■ PASSAGE TO READ
┌──

Anyway, I've got a recipe for you today! And if you don't want a recipe, well, too bad. You're getting one.
I've been on a big "make a meal that lasts for several days" kick to save both money and time, but the hubs and I have grown thoroughly sick of casseroles, stews and soups. So I decided to deviate from our normal routine and upped the ante by creating my take on taco salad.
My taco salad was inspired by a recipe from one of my favorite food blogs, Skinny Taste. I simply took her Skinny Taco Dip recipe and beefed it up (literally). Since I was using the dip for an actual meal, not just a snack, I added more substance with a pound of lean ground beef, a can of fat-free refried beans, and a can of red kidney beans that I had leftover from my last pot of chili. (A general rule of thumb: if a food will give me gas, I'll probably love it.)
What you will need for Fart-Producing Taco Dip:
- a head of ice berg lettuce
- 3-4 small tomatoes (or 2 big ones ... or just 1 super tomato. I don't care, you decide.)
- 1 packet of taco seasoning
- 1lb lean ground beef
- 1 (12 oz.) can of red kidney beans or black beans (optional)

└──

■ PROVIDED DATA
┌──

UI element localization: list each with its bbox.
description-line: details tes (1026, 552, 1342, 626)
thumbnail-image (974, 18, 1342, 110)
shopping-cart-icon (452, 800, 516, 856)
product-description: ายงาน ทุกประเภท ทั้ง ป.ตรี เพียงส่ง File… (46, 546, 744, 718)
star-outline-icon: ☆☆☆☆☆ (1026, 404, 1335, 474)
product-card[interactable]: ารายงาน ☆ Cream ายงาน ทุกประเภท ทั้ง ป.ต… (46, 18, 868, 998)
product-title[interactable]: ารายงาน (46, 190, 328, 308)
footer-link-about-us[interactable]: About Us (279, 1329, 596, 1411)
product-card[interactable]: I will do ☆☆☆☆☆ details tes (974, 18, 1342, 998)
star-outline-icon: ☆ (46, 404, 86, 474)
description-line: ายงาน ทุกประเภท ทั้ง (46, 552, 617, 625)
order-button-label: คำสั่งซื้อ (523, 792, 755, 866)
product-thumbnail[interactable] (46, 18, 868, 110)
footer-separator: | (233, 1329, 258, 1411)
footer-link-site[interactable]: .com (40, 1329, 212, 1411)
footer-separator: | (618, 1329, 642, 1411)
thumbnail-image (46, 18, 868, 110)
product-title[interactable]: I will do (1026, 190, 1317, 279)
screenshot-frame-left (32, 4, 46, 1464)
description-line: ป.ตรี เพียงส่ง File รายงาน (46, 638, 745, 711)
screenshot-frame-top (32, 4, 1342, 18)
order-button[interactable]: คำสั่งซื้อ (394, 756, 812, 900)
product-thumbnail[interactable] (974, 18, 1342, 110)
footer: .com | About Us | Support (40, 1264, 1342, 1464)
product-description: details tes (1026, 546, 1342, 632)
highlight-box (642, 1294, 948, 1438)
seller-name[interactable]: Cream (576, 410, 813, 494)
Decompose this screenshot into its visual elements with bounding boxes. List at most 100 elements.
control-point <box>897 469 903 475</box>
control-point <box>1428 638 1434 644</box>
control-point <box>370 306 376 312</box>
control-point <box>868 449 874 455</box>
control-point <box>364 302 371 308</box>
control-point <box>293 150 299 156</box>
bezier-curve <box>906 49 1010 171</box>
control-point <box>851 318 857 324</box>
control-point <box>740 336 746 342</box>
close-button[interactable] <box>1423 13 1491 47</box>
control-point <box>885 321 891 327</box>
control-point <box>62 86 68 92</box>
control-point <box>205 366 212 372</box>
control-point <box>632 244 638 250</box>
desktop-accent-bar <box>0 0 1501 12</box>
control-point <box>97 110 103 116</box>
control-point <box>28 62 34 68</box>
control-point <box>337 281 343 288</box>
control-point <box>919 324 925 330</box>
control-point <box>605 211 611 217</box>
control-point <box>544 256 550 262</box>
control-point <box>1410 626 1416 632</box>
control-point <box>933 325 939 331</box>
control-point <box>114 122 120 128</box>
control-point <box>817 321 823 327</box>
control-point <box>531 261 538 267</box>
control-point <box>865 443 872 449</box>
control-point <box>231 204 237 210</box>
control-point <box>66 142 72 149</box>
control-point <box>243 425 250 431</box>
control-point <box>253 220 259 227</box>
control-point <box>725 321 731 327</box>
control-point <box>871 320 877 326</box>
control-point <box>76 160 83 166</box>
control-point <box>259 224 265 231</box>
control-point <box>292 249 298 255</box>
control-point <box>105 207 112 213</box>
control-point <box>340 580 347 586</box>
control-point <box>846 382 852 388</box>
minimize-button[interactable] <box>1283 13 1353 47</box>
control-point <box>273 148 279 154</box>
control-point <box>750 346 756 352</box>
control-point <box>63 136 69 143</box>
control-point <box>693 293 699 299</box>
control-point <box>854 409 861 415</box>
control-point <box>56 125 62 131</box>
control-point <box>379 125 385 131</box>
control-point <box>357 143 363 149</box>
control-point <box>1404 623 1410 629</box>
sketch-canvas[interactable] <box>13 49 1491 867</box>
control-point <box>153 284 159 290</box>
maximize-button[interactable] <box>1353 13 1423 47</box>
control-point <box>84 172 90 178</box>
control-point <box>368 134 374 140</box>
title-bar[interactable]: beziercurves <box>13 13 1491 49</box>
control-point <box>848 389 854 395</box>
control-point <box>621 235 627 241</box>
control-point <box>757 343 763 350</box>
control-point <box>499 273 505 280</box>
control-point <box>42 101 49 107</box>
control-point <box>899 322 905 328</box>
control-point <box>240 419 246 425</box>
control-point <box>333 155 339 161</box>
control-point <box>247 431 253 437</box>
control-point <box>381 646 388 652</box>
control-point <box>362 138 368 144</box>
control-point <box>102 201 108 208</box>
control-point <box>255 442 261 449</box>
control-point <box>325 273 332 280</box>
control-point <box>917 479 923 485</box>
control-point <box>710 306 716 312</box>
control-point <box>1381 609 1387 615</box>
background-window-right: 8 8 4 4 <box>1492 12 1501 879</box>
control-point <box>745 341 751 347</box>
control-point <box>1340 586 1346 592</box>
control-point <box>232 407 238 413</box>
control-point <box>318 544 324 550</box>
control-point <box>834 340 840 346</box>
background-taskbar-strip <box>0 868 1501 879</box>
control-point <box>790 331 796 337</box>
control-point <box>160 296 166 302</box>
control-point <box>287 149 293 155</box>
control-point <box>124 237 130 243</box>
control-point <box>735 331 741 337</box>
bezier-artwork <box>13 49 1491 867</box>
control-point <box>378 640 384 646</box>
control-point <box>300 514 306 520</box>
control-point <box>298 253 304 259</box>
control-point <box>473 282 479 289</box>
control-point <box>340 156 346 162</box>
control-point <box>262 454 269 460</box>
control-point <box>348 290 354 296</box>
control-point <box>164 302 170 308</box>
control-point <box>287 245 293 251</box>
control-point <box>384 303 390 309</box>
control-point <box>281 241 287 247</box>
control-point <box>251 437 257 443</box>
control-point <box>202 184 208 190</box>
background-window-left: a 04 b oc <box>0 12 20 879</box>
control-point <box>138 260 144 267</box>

└──

■ REQUEST
Answer these questions about the taco dip recipe:
(a) Which food blog inspired the taco salad?
(b) How much lean ground beef does the list call for?
(c) What were the red kidney beans left over from?
The lines shown with this recipe come from a separate source.

■ SOLUTION BELOW
(a) Skinny Taste
(b) 1 lb
(c) The last pot of chili